-- begin --

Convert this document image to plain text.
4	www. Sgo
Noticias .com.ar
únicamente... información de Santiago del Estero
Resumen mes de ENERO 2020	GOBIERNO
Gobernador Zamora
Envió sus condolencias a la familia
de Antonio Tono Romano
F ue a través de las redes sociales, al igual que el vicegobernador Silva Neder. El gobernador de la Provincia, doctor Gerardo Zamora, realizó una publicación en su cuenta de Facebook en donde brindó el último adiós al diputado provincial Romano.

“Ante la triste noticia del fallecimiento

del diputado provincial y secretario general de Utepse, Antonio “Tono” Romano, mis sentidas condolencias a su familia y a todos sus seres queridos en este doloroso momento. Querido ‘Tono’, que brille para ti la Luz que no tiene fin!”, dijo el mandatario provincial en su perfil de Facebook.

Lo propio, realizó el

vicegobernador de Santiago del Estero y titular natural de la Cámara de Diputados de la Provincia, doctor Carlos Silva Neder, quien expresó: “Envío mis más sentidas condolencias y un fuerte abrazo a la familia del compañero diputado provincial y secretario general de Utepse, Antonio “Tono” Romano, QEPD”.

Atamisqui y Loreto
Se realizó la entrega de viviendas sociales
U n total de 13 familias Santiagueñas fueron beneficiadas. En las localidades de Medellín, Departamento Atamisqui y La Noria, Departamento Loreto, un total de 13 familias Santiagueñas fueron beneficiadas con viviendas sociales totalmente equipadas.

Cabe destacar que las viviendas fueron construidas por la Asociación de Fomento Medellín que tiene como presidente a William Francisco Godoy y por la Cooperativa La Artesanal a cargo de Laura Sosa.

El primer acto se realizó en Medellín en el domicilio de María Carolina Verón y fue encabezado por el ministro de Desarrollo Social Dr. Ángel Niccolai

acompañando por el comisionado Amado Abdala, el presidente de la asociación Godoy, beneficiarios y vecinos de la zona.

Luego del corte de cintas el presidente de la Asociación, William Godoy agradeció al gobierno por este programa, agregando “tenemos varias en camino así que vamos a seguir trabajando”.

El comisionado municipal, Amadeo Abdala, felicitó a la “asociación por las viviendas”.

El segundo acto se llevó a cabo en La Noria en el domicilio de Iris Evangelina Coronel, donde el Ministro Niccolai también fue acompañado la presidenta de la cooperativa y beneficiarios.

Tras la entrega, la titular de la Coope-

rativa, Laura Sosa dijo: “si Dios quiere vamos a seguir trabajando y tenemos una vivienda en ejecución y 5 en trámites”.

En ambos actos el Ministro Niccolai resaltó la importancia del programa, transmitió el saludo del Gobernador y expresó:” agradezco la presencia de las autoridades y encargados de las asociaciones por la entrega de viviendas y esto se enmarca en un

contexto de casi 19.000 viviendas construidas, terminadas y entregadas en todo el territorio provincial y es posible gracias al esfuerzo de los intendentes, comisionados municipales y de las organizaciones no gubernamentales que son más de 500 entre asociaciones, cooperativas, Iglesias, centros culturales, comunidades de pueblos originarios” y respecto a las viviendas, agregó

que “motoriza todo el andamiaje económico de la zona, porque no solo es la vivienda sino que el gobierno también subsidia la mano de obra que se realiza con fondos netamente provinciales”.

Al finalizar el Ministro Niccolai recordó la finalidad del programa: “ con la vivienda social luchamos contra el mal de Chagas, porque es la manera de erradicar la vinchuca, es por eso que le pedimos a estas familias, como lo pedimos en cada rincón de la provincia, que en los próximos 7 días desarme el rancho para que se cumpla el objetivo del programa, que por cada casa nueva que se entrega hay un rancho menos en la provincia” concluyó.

-- end --

▶ **INSTRUCTION**: Each line in the data that holds the string "beneficiarios" should be found and copied.

▶ **SOLUTION FOR THIS PROBLEM**:
acompañando por el comisionado Amado Abdala, el presidente de la asociación Godoy, beneficiarios y vecinos de la zona.
El segundo acto se llevó a cabo en La Noria en el domicilio de Iris Evangelina Coronel, donde el Ministro Niccolai también fue acompañado la presidenta de la cooperativa y beneficiarios.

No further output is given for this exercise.